WORK REQUIRED:
Each entry below should be reproduced character for character.

Dataset excerpts:
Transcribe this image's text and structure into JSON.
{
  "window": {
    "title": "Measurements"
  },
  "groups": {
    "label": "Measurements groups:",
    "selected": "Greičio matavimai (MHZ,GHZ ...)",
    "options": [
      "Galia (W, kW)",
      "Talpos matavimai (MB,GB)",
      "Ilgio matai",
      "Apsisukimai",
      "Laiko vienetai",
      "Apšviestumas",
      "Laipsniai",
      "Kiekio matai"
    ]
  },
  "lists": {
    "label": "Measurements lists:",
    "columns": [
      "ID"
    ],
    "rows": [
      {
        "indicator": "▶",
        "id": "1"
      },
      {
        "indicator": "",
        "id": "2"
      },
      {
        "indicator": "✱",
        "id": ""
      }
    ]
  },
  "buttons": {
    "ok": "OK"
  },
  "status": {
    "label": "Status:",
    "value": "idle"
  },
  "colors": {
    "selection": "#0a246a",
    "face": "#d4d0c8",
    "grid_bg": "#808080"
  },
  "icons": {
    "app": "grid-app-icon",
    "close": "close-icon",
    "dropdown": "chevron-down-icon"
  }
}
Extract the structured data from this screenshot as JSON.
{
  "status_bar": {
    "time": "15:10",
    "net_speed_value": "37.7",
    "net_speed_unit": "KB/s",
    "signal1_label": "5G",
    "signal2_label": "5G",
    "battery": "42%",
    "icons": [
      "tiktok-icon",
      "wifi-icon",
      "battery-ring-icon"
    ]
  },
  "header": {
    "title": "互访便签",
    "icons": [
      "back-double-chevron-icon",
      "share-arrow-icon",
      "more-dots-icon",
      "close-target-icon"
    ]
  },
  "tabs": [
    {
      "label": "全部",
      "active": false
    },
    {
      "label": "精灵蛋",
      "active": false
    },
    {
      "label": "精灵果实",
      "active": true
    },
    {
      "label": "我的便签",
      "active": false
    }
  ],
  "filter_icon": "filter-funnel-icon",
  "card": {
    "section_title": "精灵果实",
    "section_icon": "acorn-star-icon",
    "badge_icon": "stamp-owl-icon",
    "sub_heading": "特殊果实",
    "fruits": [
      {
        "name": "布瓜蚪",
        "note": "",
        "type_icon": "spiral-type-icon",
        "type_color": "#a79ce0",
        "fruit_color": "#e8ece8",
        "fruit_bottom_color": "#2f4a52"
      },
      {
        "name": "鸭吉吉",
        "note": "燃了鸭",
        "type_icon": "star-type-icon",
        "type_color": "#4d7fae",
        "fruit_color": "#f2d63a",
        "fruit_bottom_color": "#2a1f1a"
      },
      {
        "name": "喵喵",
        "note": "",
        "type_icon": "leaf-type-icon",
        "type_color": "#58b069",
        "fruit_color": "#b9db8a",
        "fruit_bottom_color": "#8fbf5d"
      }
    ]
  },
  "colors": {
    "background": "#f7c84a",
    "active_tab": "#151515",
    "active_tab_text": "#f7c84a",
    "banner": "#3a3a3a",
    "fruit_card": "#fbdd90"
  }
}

EXERCISE OUTPUT:
Transcribe this image's text and structure into JSON.
{
  "window": {
    "title": "Measurements"
  },
  "groups": {
    "label": "Measurements groups:",
    "selected": "Greičio matavimai (MHZ,GHZ ...)",
    "options": [
      "Galia (W, kW)",
      "Talpos matavimai (MB,GB)",
      "Ilgio matai",
      "Apsisukimai",
      "Laiko vienetai",
      "Apšviestumas",
      "Laipsniai",
      "Kiekio matai"
    ]
  },
  "lists": {
    "label": "Measurements lists:",
    "columns": [
      "ID"
    ],
    "rows": [
      {
        "indicator": "▶",
        "id": "1"
      },
      {
        "indicator": "",
        "id": "2"
      },
      {
        "indicator": "✱",
        "id": ""
      }
    ]
  },
  "buttons": {
    "ok": "OK"
  },
  "status": {
    "label": "Status:",
    "value": "idle"
  },
  "colors": {
    "selection": "#0a246a",
    "face": "#d4d0c8",
    "grid_bg": "#808080"
  },
  "icons": {
    "app": "grid-app-icon",
    "close": "close-icon",
    "dropdown": "chevron-down-icon"
  }
}
Extract the structured data from this screenshot as JSON.
{
  "status_bar": {
    "time": "15:10",
    "net_speed_value": "37.7",
    "net_speed_unit": "KB/s",
    "signal1_label": "5G",
    "signal2_label": "5G",
    "battery": "42%",
    "icons": [
      "tiktok-icon",
      "wifi-icon",
      "battery-ring-icon"
    ]
  },
  "header": {
    "title": "互访便签",
    "icons": [
      "back-double-chevron-icon",
      "share-arrow-icon",
      "more-dots-icon",
      "close-target-icon"
    ]
  },
  "tabs": [
    {
      "label": "全部",
      "active": false
    },
    {
      "label": "精灵蛋",
      "active": false
    },
    {
      "label": "精灵果实",
      "active": true
    },
    {
      "label": "我的便签",
      "active": false
    }
  ],
  "filter_icon": "filter-funnel-icon",
  "card": {
    "section_title": "精灵果实",
    "section_icon": "acorn-star-icon",
    "badge_icon": "stamp-owl-icon",
    "sub_heading": "特殊果实",
    "fruits": [
      {
        "name": "布瓜蚪",
        "note": "",
        "type_icon": "spiral-type-icon",
        "type_color": "#a79ce0",
        "fruit_color": "#e8ece8",
        "fruit_bottom_color": "#2f4a52"
      },
      {
        "name": "鸭吉吉",
        "note": "燃了鸭",
        "type_icon": "star-type-icon",
        "type_color": "#4d7fae",
        "fruit_color": "#f2d63a",
        "fruit_bottom_color": "#2a1f1a"
      },
      {
        "name": "喵喵",
        "note": "",
        "type_icon": "leaf-type-icon",
        "type_color": "#58b069",
        "fruit_color": "#b9db8a",
        "fruit_bottom_color": "#8fbf5d"
      }
    ]
  },
  "colors": {
    "background": "#f7c84a",
    "active_tab": "#151515",
    "active_tab_text": "#f7c84a",
    "banner": "#3a3a3a",
    "fruit_card": "#fbdd90"
  }
}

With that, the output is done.